▸ **TO BE DONE**
Skip every image and restate the data word for word.

###

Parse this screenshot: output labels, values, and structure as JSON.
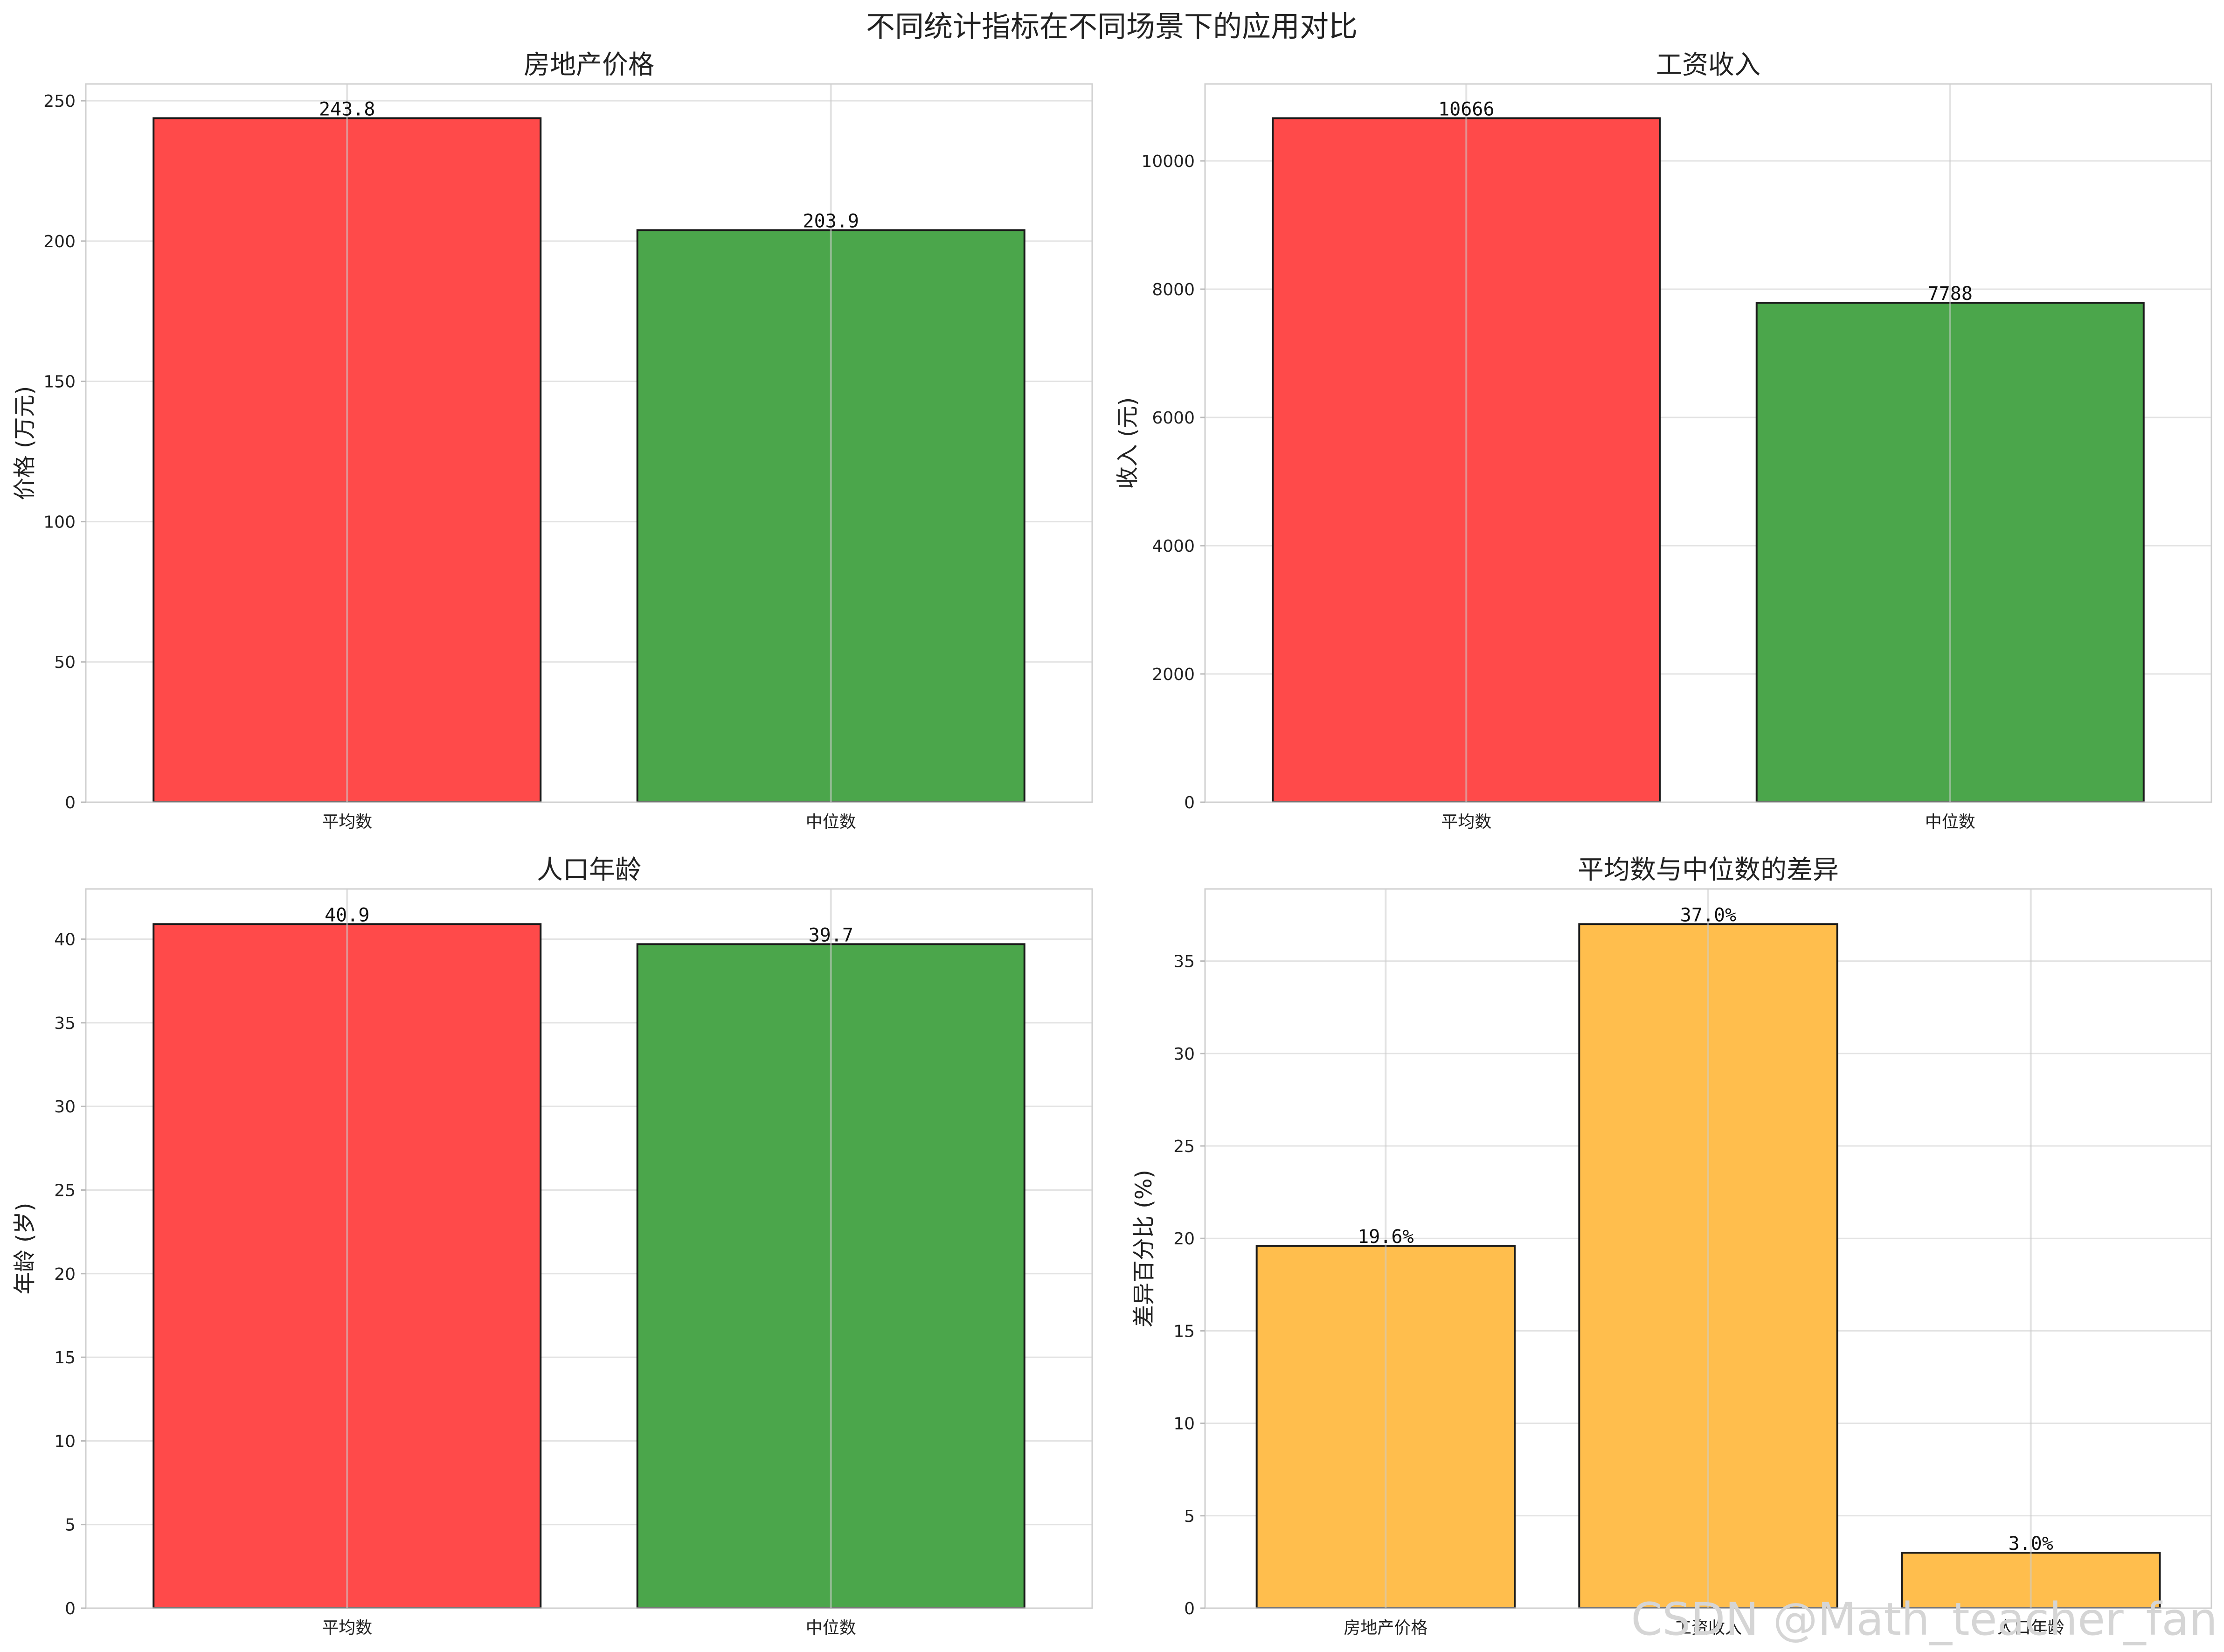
{
  "title": "不同统计指标在不同场景下的应用对比",
  "watermark": "CSDN @Math_teacher_fan",
  "colors": {
    "mean": "#ff4a4a",
    "median": "#4ba64b",
    "diff": "#ffbe4d"
  },
  "chart_data": [
    {
      "type": "bar",
      "title": "房地产价格",
      "ylabel": "价格 (万元)",
      "categories": [
        "平均数",
        "中位数"
      ],
      "values": [
        243.8,
        203.9
      ],
      "value_labels": [
        "243.8",
        "203.9"
      ],
      "ylim": [
        0,
        256
      ],
      "yticks": [
        0,
        50,
        100,
        150,
        200,
        250
      ],
      "bar_colors": [
        "mean",
        "median"
      ]
    },
    {
      "type": "bar",
      "title": "工资收入",
      "ylabel": "收入 (元)",
      "categories": [
        "平均数",
        "中位数"
      ],
      "values": [
        10666,
        7788
      ],
      "value_labels": [
        "10666",
        "7788"
      ],
      "ylim": [
        0,
        11200
      ],
      "yticks": [
        0,
        2000,
        4000,
        6000,
        8000,
        10000
      ],
      "bar_colors": [
        "mean",
        "median"
      ]
    },
    {
      "type": "bar",
      "title": "人口年龄",
      "ylabel": "年龄 (岁)",
      "categories": [
        "平均数",
        "中位数"
      ],
      "values": [
        40.9,
        39.7
      ],
      "value_labels": [
        "40.9",
        "39.7"
      ],
      "ylim": [
        0,
        43
      ],
      "yticks": [
        0,
        5,
        10,
        15,
        20,
        25,
        30,
        35,
        40
      ],
      "bar_colors": [
        "mean",
        "median"
      ]
    },
    {
      "type": "bar",
      "title": "平均数与中位数的差异",
      "ylabel": "差异百分比 (%)",
      "categories": [
        "房地产价格",
        "工资收入",
        "人口年龄"
      ],
      "values": [
        19.6,
        37.0,
        3.0
      ],
      "value_labels": [
        "19.6%",
        "37.0%",
        "3.0%"
      ],
      "ylim": [
        0,
        38.9
      ],
      "yticks": [
        0,
        5,
        10,
        15,
        20,
        25,
        30,
        35
      ],
      "bar_colors": [
        "diff",
        "diff",
        "diff"
      ]
    }
  ]
}
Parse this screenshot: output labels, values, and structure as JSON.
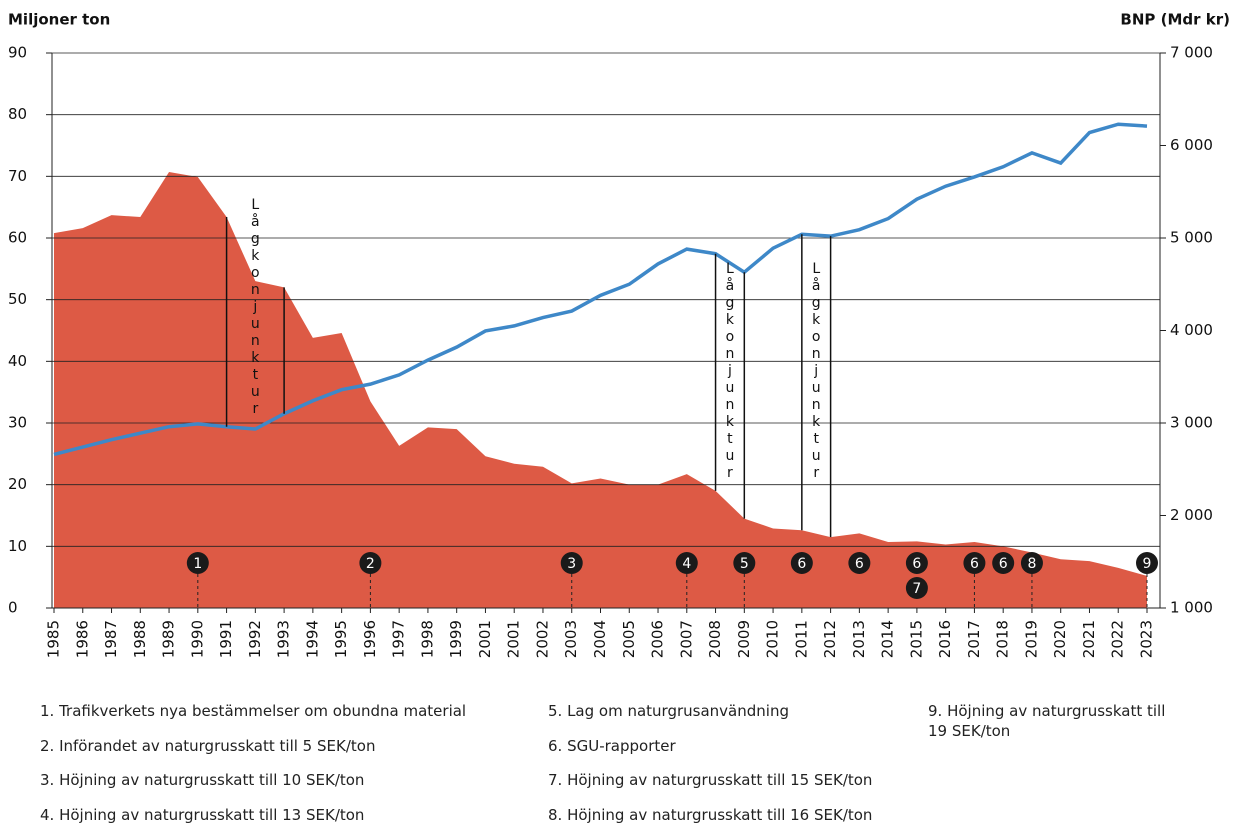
{
  "chart_data": {
    "type": "area-line",
    "y_label": "Miljoner ton",
    "y2_label": "BNP (Mdr kr)",
    "categories": [
      "1985",
      "1986",
      "1987",
      "1988",
      "1989",
      "1990",
      "1991",
      "1992",
      "1993",
      "1994",
      "1995",
      "1996",
      "1997",
      "1998",
      "1999",
      "2001",
      "2001",
      "2002",
      "2003",
      "2004",
      "2005",
      "2006",
      "2007",
      "2008",
      "2009",
      "2010",
      "2011",
      "2012",
      "2013",
      "2014",
      "2015",
      "2016",
      "2017",
      "2018",
      "2019",
      "2020",
      "2021",
      "2022",
      "2023"
    ],
    "series": [
      {
        "type": "area",
        "color": "#dd5a45",
        "values": [
          60.8,
          61.6,
          63.7,
          63.4,
          70.7,
          69.9,
          63.4,
          53.0,
          52.0,
          43.8,
          44.6,
          33.5,
          26.3,
          29.3,
          29.0,
          24.6,
          23.4,
          22.9,
          20.2,
          21.0,
          20.0,
          20.0,
          21.7,
          19.0,
          14.5,
          12.9,
          12.6,
          11.5,
          12.1,
          10.7,
          10.8,
          10.3,
          10.7,
          10.0,
          9.0,
          7.9,
          7.6,
          6.5,
          5.2
        ]
      },
      {
        "type": "line",
        "axis": "y2",
        "color": "#3e88c8",
        "values": [
          2660,
          2740,
          2820,
          2890,
          2960,
          2990,
          2960,
          2935,
          3100,
          3240,
          3360,
          3420,
          3520,
          3680,
          3820,
          3995,
          4050,
          4140,
          4210,
          4380,
          4500,
          4720,
          4880,
          4830,
          4630,
          4890,
          5040,
          5020,
          5090,
          5210,
          5420,
          5560,
          5660,
          5770,
          5920,
          5810,
          6140,
          6230,
          6210
        ]
      }
    ],
    "ylim": [
      0,
      90
    ],
    "yticks": [
      0,
      10,
      20,
      30,
      40,
      50,
      60,
      70,
      80,
      90
    ],
    "y2lim": [
      1000,
      7000
    ],
    "y2ticks": [
      {
        "value": 1000,
        "label": "1 000"
      },
      {
        "value": 2000,
        "label": "2 000"
      },
      {
        "value": 3000,
        "label": "3 000"
      },
      {
        "value": 4000,
        "label": "4 000"
      },
      {
        "value": 5000,
        "label": "5 000"
      },
      {
        "value": 6000,
        "label": "6 000"
      },
      {
        "value": 7000,
        "label": "7 000"
      }
    ],
    "grid": true,
    "recessions": [
      {
        "label": "Lågkonjunktur",
        "from": "1991",
        "to": "1993"
      },
      {
        "label": "Lågkonjunktur",
        "from": "2008",
        "to": "2009"
      },
      {
        "label": "Lågkonjunktur",
        "from": "2011",
        "to": "2012"
      }
    ],
    "markers": [
      {
        "label": "1",
        "category": "1990",
        "guide": true
      },
      {
        "label": "2",
        "category": "1996",
        "guide": true
      },
      {
        "label": "3",
        "category": "2003",
        "guide": true
      },
      {
        "label": "4",
        "category": "2007",
        "guide": true
      },
      {
        "label": "5",
        "category": "2009",
        "guide": true
      },
      {
        "label": "6",
        "category": "2011",
        "guide": false
      },
      {
        "label": "6",
        "category": "2013",
        "guide": false
      },
      {
        "label": "6",
        "category": "2015",
        "guide": false
      },
      {
        "label": "7",
        "category": "2015",
        "guide": false
      },
      {
        "label": "6",
        "category": "2017",
        "guide": true
      },
      {
        "label": "6",
        "category": "2018",
        "guide": false
      },
      {
        "label": "8",
        "category": "2019",
        "guide": true
      },
      {
        "label": "9",
        "category": "2023",
        "guide": true
      }
    ],
    "notes": [
      "1. Trafikverkets nya bestämmelser om obundna material",
      "2. Införandet av naturgrusskatt till 5 SEK/ton",
      "3. Höjning av naturgrusskatt till 10 SEK/ton",
      "4. Höjning av naturgrusskatt till 13 SEK/ton",
      "5. Lag om naturgrusanvändning",
      "6. SGU-rapporter",
      "7. Höjning av naturgrusskatt till 15 SEK/ton",
      "8. Höjning av naturgrusskatt till 16 SEK/ton",
      "9. Höjning av naturgrusskatt till 19 SEK/ton"
    ]
  }
}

###

▸ **FULL ANSWER**
Parse this screenshot: output labels, values, and structure as JSON.
{
  "title": "不同统计指标在不同场景下的应用对比",
  "watermark": "CSDN @Math_teacher_fan",
  "colors": {
    "mean": "#ff4a4a",
    "median": "#4ba64b",
    "diff": "#ffbe4d"
  },
  "chart_data": [
    {
      "type": "bar",
      "title": "房地产价格",
      "ylabel": "价格 (万元)",
      "categories": [
        "平均数",
        "中位数"
      ],
      "values": [
        243.8,
        203.9
      ],
      "value_labels": [
        "243.8",
        "203.9"
      ],
      "ylim": [
        0,
        256
      ],
      "yticks": [
        0,
        50,
        100,
        150,
        200,
        250
      ],
      "bar_colors": [
        "mean",
        "median"
      ]
    },
    {
      "type": "bar",
      "title": "工资收入",
      "ylabel": "收入 (元)",
      "categories": [
        "平均数",
        "中位数"
      ],
      "values": [
        10666,
        7788
      ],
      "value_labels": [
        "10666",
        "7788"
      ],
      "ylim": [
        0,
        11200
      ],
      "yticks": [
        0,
        2000,
        4000,
        6000,
        8000,
        10000
      ],
      "bar_colors": [
        "mean",
        "median"
      ]
    },
    {
      "type": "bar",
      "title": "人口年龄",
      "ylabel": "年龄 (岁)",
      "categories": [
        "平均数",
        "中位数"
      ],
      "values": [
        40.9,
        39.7
      ],
      "value_labels": [
        "40.9",
        "39.7"
      ],
      "ylim": [
        0,
        43
      ],
      "yticks": [
        0,
        5,
        10,
        15,
        20,
        25,
        30,
        35,
        40
      ],
      "bar_colors": [
        "mean",
        "median"
      ]
    },
    {
      "type": "bar",
      "title": "平均数与中位数的差异",
      "ylabel": "差异百分比 (%)",
      "categories": [
        "房地产价格",
        "工资收入",
        "人口年龄"
      ],
      "values": [
        19.6,
        37.0,
        3.0
      ],
      "value_labels": [
        "19.6%",
        "37.0%",
        "3.0%"
      ],
      "ylim": [
        0,
        38.9
      ],
      "yticks": [
        0,
        5,
        10,
        15,
        20,
        25,
        30,
        35
      ],
      "bar_colors": [
        "diff",
        "diff",
        "diff"
      ]
    }
  ]
}
Parse this screenshot: output labels, values, and structure as JSON.
{
  "chart_data": {
    "type": "area-line",
    "y_label": "Miljoner ton",
    "y2_label": "BNP (Mdr kr)",
    "categories": [
      "1985",
      "1986",
      "1987",
      "1988",
      "1989",
      "1990",
      "1991",
      "1992",
      "1993",
      "1994",
      "1995",
      "1996",
      "1997",
      "1998",
      "1999",
      "2001",
      "2001",
      "2002",
      "2003",
      "2004",
      "2005",
      "2006",
      "2007",
      "2008",
      "2009",
      "2010",
      "2011",
      "2012",
      "2013",
      "2014",
      "2015",
      "2016",
      "2017",
      "2018",
      "2019",
      "2020",
      "2021",
      "2022",
      "2023"
    ],
    "series": [
      {
        "type": "area",
        "color": "#dd5a45",
        "values": [
          60.8,
          61.6,
          63.7,
          63.4,
          70.7,
          69.9,
          63.4,
          53.0,
          52.0,
          43.8,
          44.6,
          33.5,
          26.3,
          29.3,
          29.0,
          24.6,
          23.4,
          22.9,
          20.2,
          21.0,
          20.0,
          20.0,
          21.7,
          19.0,
          14.5,
          12.9,
          12.6,
          11.5,
          12.1,
          10.7,
          10.8,
          10.3,
          10.7,
          10.0,
          9.0,
          7.9,
          7.6,
          6.5,
          5.2
        ]
      },
      {
        "type": "line",
        "axis": "y2",
        "color": "#3e88c8",
        "values": [
          2660,
          2740,
          2820,
          2890,
          2960,
          2990,
          2960,
          2935,
          3100,
          3240,
          3360,
          3420,
          3520,
          3680,
          3820,
          3995,
          4050,
          4140,
          4210,
          4380,
          4500,
          4720,
          4880,
          4830,
          4630,
          4890,
          5040,
          5020,
          5090,
          5210,
          5420,
          5560,
          5660,
          5770,
          5920,
          5810,
          6140,
          6230,
          6210
        ]
      }
    ],
    "ylim": [
      0,
      90
    ],
    "yticks": [
      0,
      10,
      20,
      30,
      40,
      50,
      60,
      70,
      80,
      90
    ],
    "y2lim": [
      1000,
      7000
    ],
    "y2ticks": [
      {
        "value": 1000,
        "label": "1 000"
      },
      {
        "value": 2000,
        "label": "2 000"
      },
      {
        "value": 3000,
        "label": "3 000"
      },
      {
        "value": 4000,
        "label": "4 000"
      },
      {
        "value": 5000,
        "label": "5 000"
      },
      {
        "value": 6000,
        "label": "6 000"
      },
      {
        "value": 7000,
        "label": "7 000"
      }
    ],
    "grid": true,
    "recessions": [
      {
        "label": "Lågkonjunktur",
        "from": "1991",
        "to": "1993"
      },
      {
        "label": "Lågkonjunktur",
        "from": "2008",
        "to": "2009"
      },
      {
        "label": "Lågkonjunktur",
        "from": "2011",
        "to": "2012"
      }
    ],
    "markers": [
      {
        "label": "1",
        "category": "1990",
        "guide": true
      },
      {
        "label": "2",
        "category": "1996",
        "guide": true
      },
      {
        "label": "3",
        "category": "2003",
        "guide": true
      },
      {
        "label": "4",
        "category": "2007",
        "guide": true
      },
      {
        "label": "5",
        "category": "2009",
        "guide": true
      },
      {
        "label": "6",
        "category": "2011",
        "guide": false
      },
      {
        "label": "6",
        "category": "2013",
        "guide": false
      },
      {
        "label": "6",
        "category": "2015",
        "guide": false
      },
      {
        "label": "7",
        "category": "2015",
        "guide": false
      },
      {
        "label": "6",
        "category": "2017",
        "guide": true
      },
      {
        "label": "6",
        "category": "2018",
        "guide": false
      },
      {
        "label": "8",
        "category": "2019",
        "guide": true
      },
      {
        "label": "9",
        "category": "2023",
        "guide": true
      }
    ],
    "notes": [
      "1. Trafikverkets nya bestämmelser om obundna material",
      "2. Införandet av naturgrusskatt till 5 SEK/ton",
      "3. Höjning av naturgrusskatt till 10 SEK/ton",
      "4. Höjning av naturgrusskatt till 13 SEK/ton",
      "5. Lag om naturgrusanvändning",
      "6. SGU-rapporter",
      "7. Höjning av naturgrusskatt till 15 SEK/ton",
      "8. Höjning av naturgrusskatt till 16 SEK/ton",
      "9. Höjning av naturgrusskatt till 19 SEK/ton"
    ]
  }
}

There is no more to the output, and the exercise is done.